-- Start Materials provided --

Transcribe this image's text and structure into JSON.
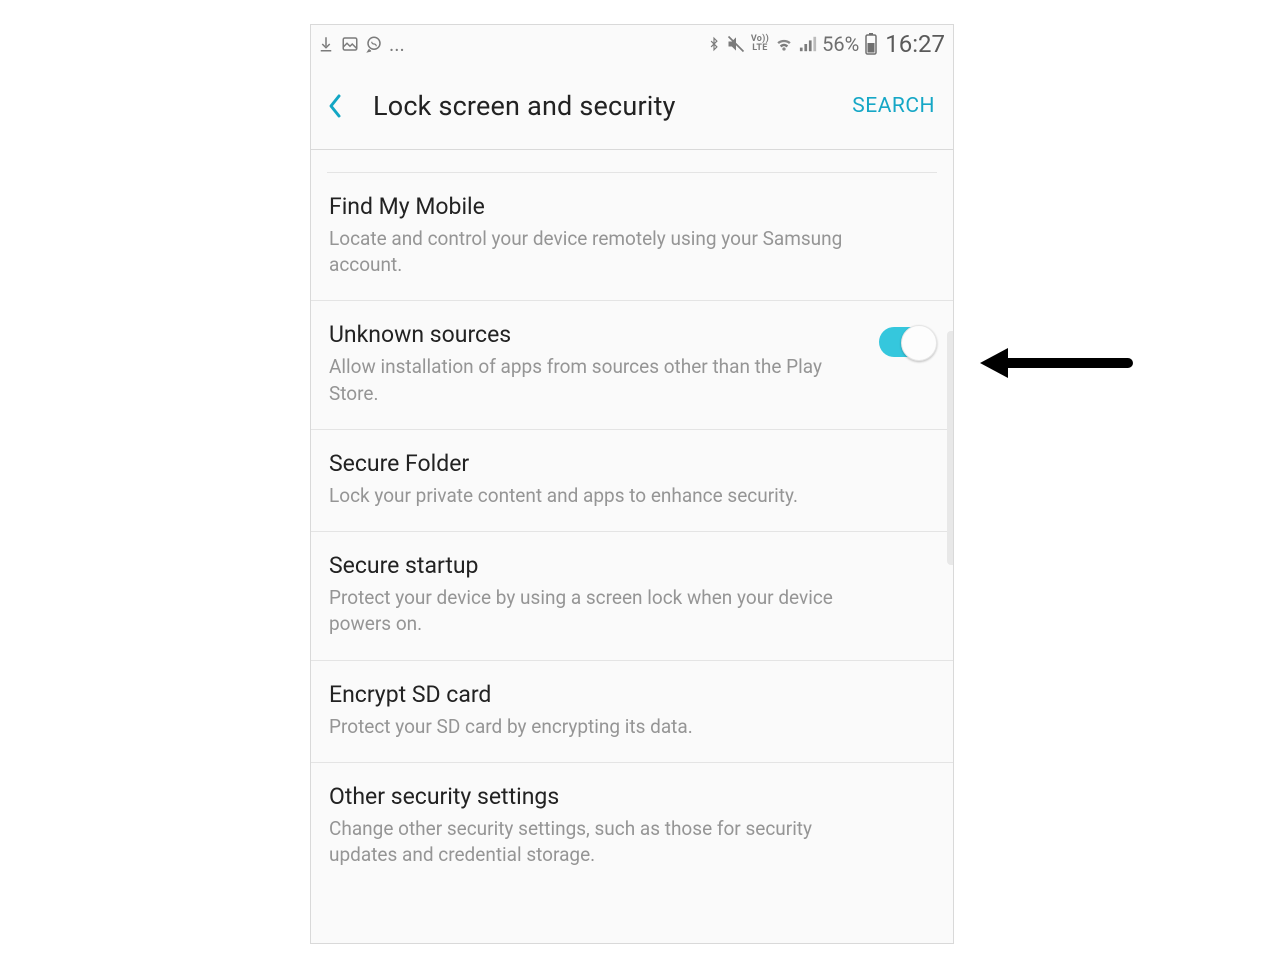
{
  "status": {
    "battery_pct": "56%",
    "time": "16:27",
    "ellipsis": "..."
  },
  "header": {
    "title": "Lock screen and security",
    "search": "SEARCH"
  },
  "items": [
    {
      "title": "Find My Mobile",
      "sub": "Locate and control your device remotely using your Samsung account.",
      "toggle": false
    },
    {
      "title": "Unknown sources",
      "sub": "Allow installation of apps from sources other than the Play Store.",
      "toggle": true,
      "toggle_on": true
    },
    {
      "title": "Secure Folder",
      "sub": "Lock your private content and apps to enhance security.",
      "toggle": false
    },
    {
      "title": "Secure startup",
      "sub": "Protect your device by using a screen lock when your device powers on.",
      "toggle": false
    },
    {
      "title": "Encrypt SD card",
      "sub": "Protect your SD card by encrypting its data.",
      "toggle": false
    },
    {
      "title": "Other security settings",
      "sub": "Change other security settings, such as those for security updates and credential storage.",
      "toggle": false
    }
  ]
}
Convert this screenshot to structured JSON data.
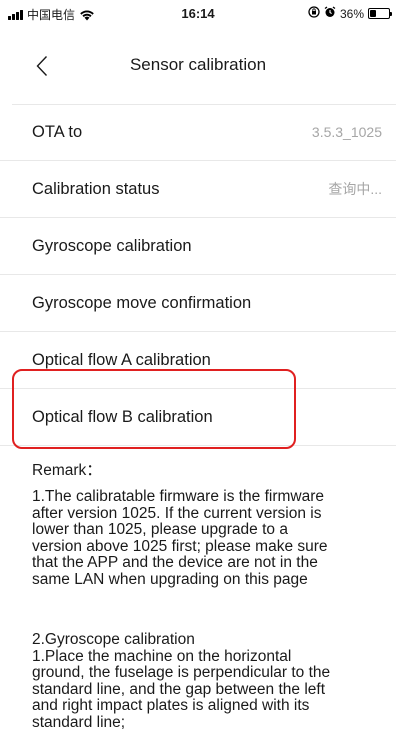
{
  "status_bar": {
    "carrier": "中国电信",
    "time": "16:14",
    "battery": "36%",
    "battery_level": 0.36
  },
  "nav": {
    "title": "Sensor calibration"
  },
  "rows": [
    {
      "label": "OTA to",
      "value": "3.5.3_1025"
    },
    {
      "label": "Calibration status",
      "value": "查询中..."
    },
    {
      "label": "Gyroscope calibration",
      "value": ""
    },
    {
      "label": "Gyroscope move confirmation",
      "value": ""
    },
    {
      "label": "Optical flow A calibration",
      "value": ""
    },
    {
      "label": "Optical flow B calibration",
      "value": ""
    }
  ],
  "remark": {
    "title": "Remark：",
    "paragraph_1": "1.The calibratable firmware is the firmware\nafter version 1025. If the current version is\nlower than 1025, please upgrade to a\nversion above 1025 first; please make sure\nthat the APP and the device are not in the\nsame LAN when upgrading on this page",
    "paragraph_2": "2.Gyroscope calibration\n1.Place the machine on the horizontal\nground, the fuselage is perpendicular to the\nstandard line, and the gap between the left\nand right impact plates is aligned with its\nstandard line;"
  },
  "colors": {
    "highlight": "#e02020",
    "divider": "#e8e8e8",
    "secondary_text": "#a6a6a6"
  }
}
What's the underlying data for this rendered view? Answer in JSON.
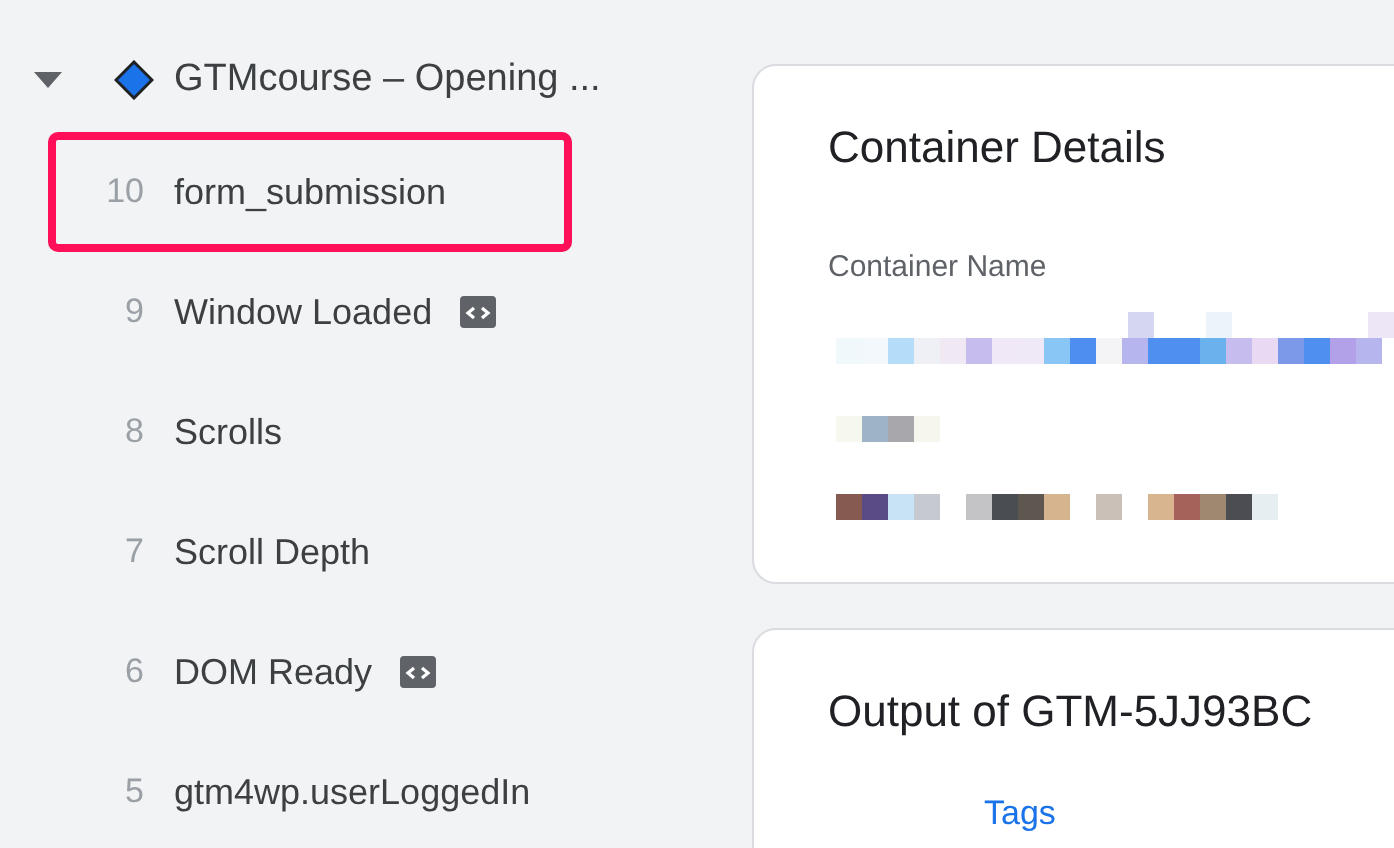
{
  "tree": {
    "title": "GTMcourse – Opening ...",
    "expanded": true,
    "events": [
      {
        "number": "10",
        "label": "form_submission",
        "highlighted": true,
        "badge": false
      },
      {
        "number": "9",
        "label": "Window Loaded",
        "highlighted": false,
        "badge": true
      },
      {
        "number": "8",
        "label": "Scrolls",
        "highlighted": false,
        "badge": false
      },
      {
        "number": "7",
        "label": "Scroll Depth",
        "highlighted": false,
        "badge": false
      },
      {
        "number": "6",
        "label": "DOM Ready",
        "highlighted": false,
        "badge": true
      },
      {
        "number": "5",
        "label": "gtm4wp.userLoggedIn",
        "highlighted": false,
        "badge": false
      }
    ]
  },
  "container_details": {
    "title": "Container Details",
    "field_label": "Container Name"
  },
  "output": {
    "title": "Output of GTM-5JJ93BC",
    "tabs": [
      {
        "label": "Tags",
        "selected": true
      }
    ]
  }
}
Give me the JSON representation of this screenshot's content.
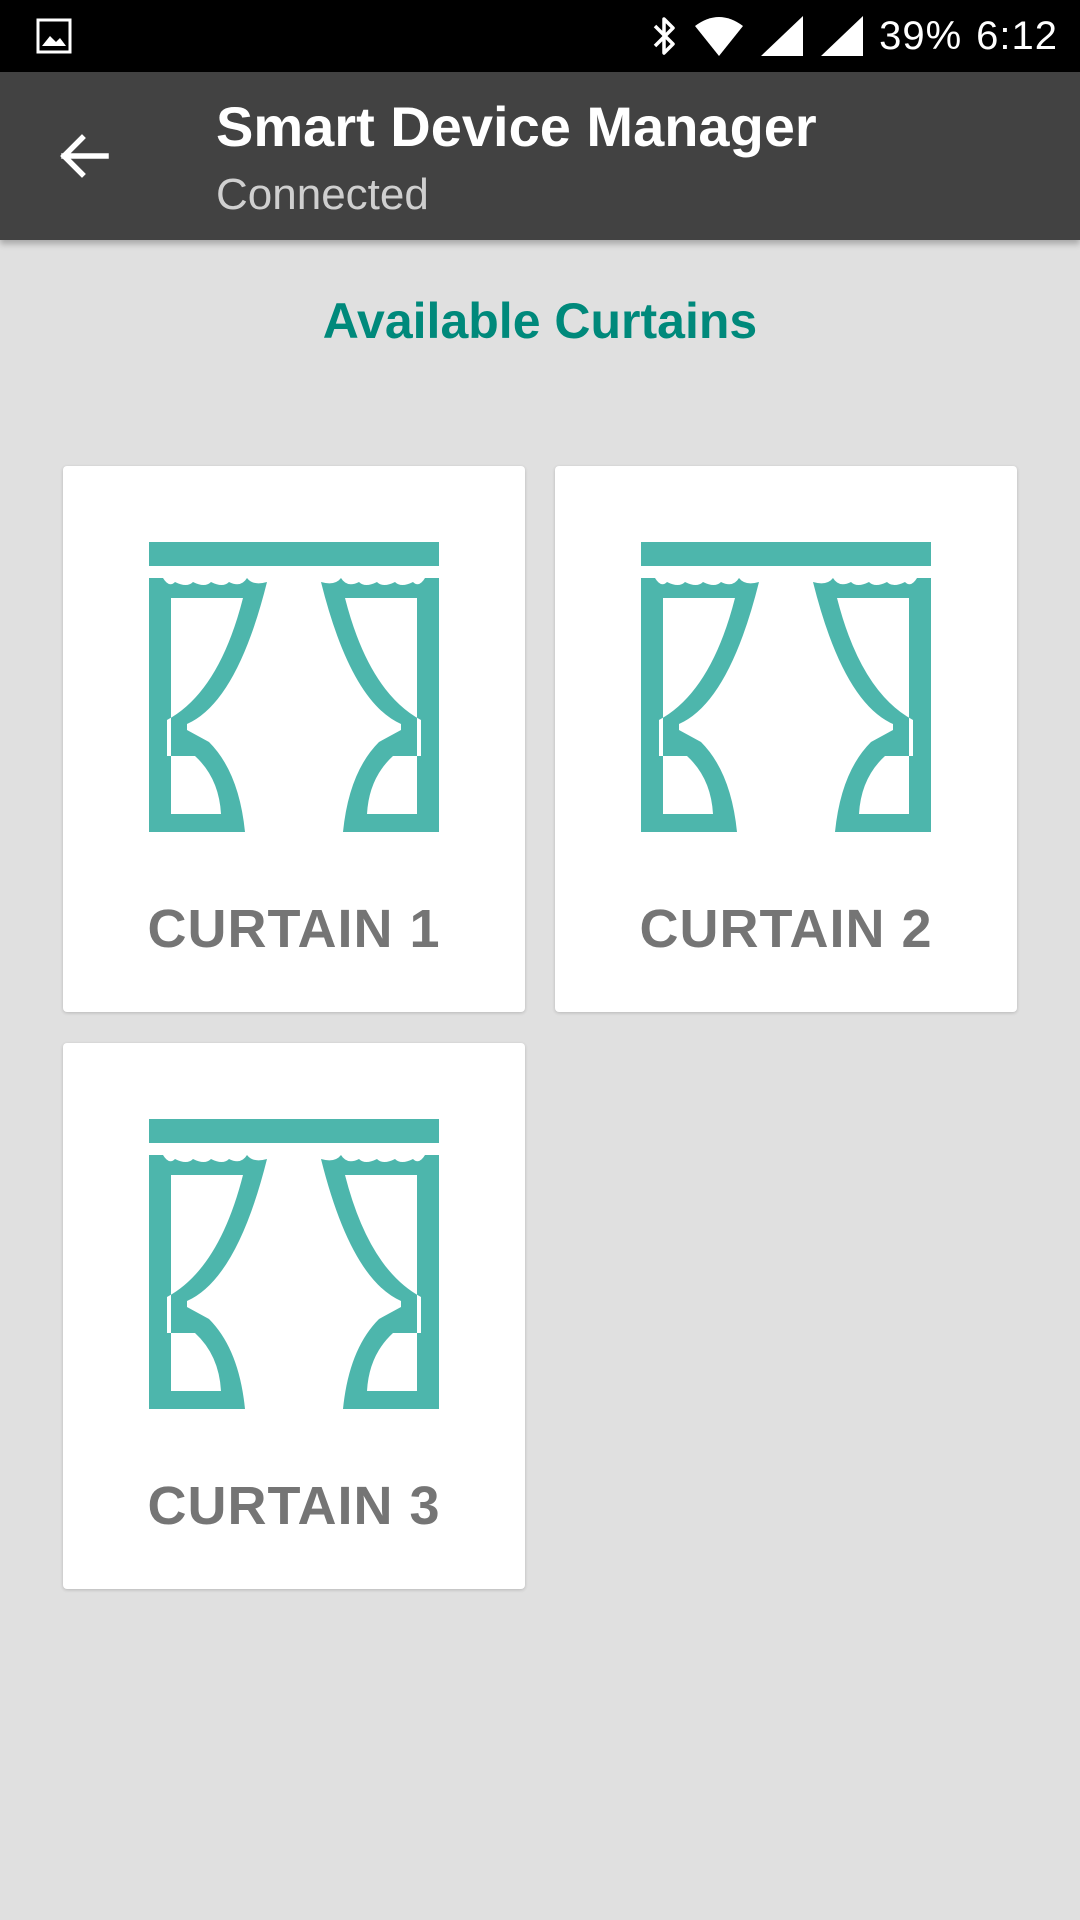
{
  "status_bar": {
    "battery": "39%",
    "time": "6:12",
    "icons": [
      "gallery-icon",
      "bluetooth-icon",
      "wifi-icon",
      "signal-icon",
      "signal-icon"
    ]
  },
  "app_bar": {
    "title": "Smart Device Manager",
    "subtitle": "Connected",
    "back_icon": "arrow-back-icon"
  },
  "main": {
    "heading": "Available Curtains",
    "curtains": [
      {
        "label": "CURTAIN 1",
        "icon": "curtain-icon"
      },
      {
        "label": "CURTAIN 2",
        "icon": "curtain-icon"
      },
      {
        "label": "CURTAIN 3",
        "icon": "curtain-icon"
      }
    ]
  },
  "colors": {
    "status_bar": "#000000",
    "app_bar": "#424242",
    "background": "#e0e0e0",
    "accent": "#00897b",
    "curtain_icon": "#4db6ac",
    "card_label": "#757575"
  }
}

-- End Materials provided --

▸ Request
From the listing above, copy every line that holds the string "true".

▸ Solution to this exercise
      "toggle": true,
      "toggle_on": true
    "expanded": true,
        "highlighted": true,
        "badge": true
        "badge": true
        "selected": true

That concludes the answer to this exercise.